╭──

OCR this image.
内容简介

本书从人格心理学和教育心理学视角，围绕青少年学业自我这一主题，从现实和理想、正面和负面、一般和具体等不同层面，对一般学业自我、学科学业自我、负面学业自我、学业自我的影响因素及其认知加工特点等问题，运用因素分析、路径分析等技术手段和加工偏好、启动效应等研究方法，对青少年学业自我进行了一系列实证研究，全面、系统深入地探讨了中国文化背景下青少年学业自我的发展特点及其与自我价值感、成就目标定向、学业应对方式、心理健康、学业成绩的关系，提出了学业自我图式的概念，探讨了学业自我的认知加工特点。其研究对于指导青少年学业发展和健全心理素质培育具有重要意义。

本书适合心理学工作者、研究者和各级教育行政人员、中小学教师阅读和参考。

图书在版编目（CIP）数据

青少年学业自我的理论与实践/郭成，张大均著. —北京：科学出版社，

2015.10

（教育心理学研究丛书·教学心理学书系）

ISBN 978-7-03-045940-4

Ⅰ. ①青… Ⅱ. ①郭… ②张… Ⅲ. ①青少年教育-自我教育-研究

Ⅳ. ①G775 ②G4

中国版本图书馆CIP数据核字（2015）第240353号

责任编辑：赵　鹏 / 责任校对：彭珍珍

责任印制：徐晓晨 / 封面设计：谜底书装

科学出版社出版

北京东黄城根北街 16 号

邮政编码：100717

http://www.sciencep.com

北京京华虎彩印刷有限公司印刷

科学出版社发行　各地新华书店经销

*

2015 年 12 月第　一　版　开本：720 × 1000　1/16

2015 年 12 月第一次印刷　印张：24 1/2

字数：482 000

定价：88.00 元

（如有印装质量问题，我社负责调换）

╰──

__PROBLEM__. Repeat all entries. Match them exactly.

__THE SOLUTION__.
OCR this image.
内容简介

本书从人格心理学和教育心理学视角，围绕青少年学业自我这一主题，从现实和理想、正面和负面、一般和具体等不同层面，对一般学业自我、学科学业自我、负面学业自我、学业自我的影响因素及其认知加工特点等问题，运用因素分析、路径分析等技术手段和加工偏好、启动效应等研究方法，对青少年学业自我进行了一系列实证研究，全面、系统深入地探讨了中国文化背景下青少年学业自我的发展特点及其与自我价值感、成就目标定向、学业应对方式、心理健康、学业成绩的关系，提出了学业自我图式的概念，探讨了学业自我的认知加工特点。其研究对于指导青少年学业发展和健全心理素质培育具有重要意义。

本书适合心理学工作者、研究者和各级教育行政人员、中小学教师阅读和参考。

图书在版编目（CIP）数据

青少年学业自我的理论与实践/郭成，张大均著. —北京：科学出版社，

2015.10

（教育心理学研究丛书·教学心理学书系）

ISBN 978-7-03-045940-4

Ⅰ. ①青… Ⅱ. ①郭… ②张… Ⅲ. ①青少年教育-自我教育-研究

Ⅳ. ①G775 ②G4

中国版本图书馆CIP数据核字（2015）第240353号

责任编辑：赵　鹏 / 责任校对：彭珍珍

责任印制：徐晓晨 / 封面设计：谜底书装

科学出版社出版

北京东黄城根北街 16 号

邮政编码：100717

http://www.sciencep.com

北京京华虎彩印刷有限公司印刷

科学出版社发行　各地新华书店经销

*

2015 年 12 月第　一　版　开本：720 × 1000　1/16

2015 年 12 月第一次印刷　印张：24 1/2

字数：482 000

定价：88.00 元

（如有印装质量问题，我社负责调换）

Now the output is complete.